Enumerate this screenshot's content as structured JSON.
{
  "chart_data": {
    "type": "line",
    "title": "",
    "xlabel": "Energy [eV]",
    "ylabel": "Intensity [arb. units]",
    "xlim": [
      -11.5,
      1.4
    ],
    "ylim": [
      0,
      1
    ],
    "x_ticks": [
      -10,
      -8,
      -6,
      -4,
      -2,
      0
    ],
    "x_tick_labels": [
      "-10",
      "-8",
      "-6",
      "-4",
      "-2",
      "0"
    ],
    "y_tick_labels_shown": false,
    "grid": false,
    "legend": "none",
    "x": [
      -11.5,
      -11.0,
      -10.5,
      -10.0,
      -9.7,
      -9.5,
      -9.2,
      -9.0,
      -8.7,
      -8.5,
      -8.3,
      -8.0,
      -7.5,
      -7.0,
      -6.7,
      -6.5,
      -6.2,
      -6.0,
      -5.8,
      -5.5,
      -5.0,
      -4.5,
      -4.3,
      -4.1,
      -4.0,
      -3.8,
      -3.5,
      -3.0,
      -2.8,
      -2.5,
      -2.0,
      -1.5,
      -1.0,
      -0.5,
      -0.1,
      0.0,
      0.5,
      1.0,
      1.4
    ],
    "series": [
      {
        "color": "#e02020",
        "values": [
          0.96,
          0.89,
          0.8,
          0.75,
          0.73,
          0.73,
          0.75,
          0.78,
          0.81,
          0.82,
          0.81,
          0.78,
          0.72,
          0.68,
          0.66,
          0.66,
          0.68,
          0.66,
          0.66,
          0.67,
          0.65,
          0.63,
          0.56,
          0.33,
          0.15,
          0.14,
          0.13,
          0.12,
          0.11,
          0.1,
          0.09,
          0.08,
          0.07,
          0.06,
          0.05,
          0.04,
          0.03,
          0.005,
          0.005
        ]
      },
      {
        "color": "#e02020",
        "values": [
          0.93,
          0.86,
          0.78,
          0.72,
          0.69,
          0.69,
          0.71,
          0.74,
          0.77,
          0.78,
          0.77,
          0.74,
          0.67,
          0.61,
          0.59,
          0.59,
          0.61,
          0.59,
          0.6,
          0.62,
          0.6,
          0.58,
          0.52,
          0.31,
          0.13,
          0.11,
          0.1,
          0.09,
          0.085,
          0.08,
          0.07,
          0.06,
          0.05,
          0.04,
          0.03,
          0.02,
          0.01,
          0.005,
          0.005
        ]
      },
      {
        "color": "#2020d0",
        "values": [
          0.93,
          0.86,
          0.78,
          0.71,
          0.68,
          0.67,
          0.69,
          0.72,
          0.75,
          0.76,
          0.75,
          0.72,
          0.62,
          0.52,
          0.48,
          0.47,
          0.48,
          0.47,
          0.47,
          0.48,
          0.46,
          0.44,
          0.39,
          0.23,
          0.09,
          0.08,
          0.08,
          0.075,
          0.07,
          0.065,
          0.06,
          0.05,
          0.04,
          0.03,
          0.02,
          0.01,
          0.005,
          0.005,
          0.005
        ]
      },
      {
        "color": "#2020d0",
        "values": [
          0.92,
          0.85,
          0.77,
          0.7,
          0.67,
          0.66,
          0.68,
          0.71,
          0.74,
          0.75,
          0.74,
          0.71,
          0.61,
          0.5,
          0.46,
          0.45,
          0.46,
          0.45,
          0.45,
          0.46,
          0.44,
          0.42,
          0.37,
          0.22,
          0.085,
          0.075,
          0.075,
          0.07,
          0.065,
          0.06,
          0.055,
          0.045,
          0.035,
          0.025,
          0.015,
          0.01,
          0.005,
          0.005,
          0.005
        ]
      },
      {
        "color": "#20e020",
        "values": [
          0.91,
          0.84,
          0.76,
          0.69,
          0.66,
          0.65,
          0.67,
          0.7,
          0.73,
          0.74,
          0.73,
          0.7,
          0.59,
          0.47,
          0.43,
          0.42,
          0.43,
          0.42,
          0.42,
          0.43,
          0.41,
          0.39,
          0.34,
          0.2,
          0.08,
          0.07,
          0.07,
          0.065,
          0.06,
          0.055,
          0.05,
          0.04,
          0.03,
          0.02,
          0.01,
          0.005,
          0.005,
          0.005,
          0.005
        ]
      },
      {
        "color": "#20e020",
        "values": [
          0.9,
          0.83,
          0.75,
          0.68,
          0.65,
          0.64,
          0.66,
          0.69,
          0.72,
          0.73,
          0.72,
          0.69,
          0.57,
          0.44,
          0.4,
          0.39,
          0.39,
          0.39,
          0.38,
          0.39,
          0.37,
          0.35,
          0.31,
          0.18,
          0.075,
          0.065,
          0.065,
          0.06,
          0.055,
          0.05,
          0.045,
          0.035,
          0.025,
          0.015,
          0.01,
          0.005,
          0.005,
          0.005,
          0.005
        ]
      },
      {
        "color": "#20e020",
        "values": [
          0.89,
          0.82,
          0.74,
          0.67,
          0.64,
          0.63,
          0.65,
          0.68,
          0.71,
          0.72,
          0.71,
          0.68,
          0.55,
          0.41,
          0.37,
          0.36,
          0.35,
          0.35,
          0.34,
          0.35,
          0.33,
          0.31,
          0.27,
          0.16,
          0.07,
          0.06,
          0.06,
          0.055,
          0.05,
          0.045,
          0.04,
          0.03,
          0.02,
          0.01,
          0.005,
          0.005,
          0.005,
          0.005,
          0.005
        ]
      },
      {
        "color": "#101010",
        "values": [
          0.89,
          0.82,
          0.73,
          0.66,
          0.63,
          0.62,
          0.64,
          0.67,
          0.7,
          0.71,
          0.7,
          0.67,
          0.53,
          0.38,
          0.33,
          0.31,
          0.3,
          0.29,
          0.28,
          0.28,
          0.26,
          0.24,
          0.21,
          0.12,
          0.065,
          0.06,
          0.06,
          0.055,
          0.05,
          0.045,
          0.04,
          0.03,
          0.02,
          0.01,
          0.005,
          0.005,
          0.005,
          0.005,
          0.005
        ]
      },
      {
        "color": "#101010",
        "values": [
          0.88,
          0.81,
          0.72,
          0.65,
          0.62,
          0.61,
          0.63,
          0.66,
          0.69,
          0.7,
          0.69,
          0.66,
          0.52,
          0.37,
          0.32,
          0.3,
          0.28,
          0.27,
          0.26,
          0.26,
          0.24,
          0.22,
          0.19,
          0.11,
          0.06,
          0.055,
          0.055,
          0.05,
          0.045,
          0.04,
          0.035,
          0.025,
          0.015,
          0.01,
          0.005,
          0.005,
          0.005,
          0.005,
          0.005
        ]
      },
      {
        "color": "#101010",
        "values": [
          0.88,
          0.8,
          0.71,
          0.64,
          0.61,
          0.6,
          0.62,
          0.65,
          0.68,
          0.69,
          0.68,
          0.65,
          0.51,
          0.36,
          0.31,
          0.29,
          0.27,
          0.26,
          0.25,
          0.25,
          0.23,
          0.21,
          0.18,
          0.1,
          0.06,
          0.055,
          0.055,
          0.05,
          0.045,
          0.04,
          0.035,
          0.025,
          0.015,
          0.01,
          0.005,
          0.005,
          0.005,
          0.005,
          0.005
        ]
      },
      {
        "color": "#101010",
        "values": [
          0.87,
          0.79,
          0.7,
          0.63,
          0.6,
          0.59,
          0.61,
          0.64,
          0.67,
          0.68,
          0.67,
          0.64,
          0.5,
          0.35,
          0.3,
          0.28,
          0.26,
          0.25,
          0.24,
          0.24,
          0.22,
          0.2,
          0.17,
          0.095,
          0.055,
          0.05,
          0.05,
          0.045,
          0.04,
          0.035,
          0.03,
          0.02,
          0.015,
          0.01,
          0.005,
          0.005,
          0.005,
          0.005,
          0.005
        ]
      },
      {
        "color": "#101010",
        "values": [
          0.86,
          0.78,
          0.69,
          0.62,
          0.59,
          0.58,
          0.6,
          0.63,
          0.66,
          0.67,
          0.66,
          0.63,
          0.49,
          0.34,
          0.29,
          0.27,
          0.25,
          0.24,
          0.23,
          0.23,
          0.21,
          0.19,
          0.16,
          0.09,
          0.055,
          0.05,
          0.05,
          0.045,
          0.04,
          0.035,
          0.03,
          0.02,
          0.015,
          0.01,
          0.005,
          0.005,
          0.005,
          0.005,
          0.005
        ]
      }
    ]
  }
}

------------------------

REQUIREMENTS
Copy out every line where the word "false" occurs.

THE RESPONSE
    "y_tick_labels_shown": false,
    "grid": false,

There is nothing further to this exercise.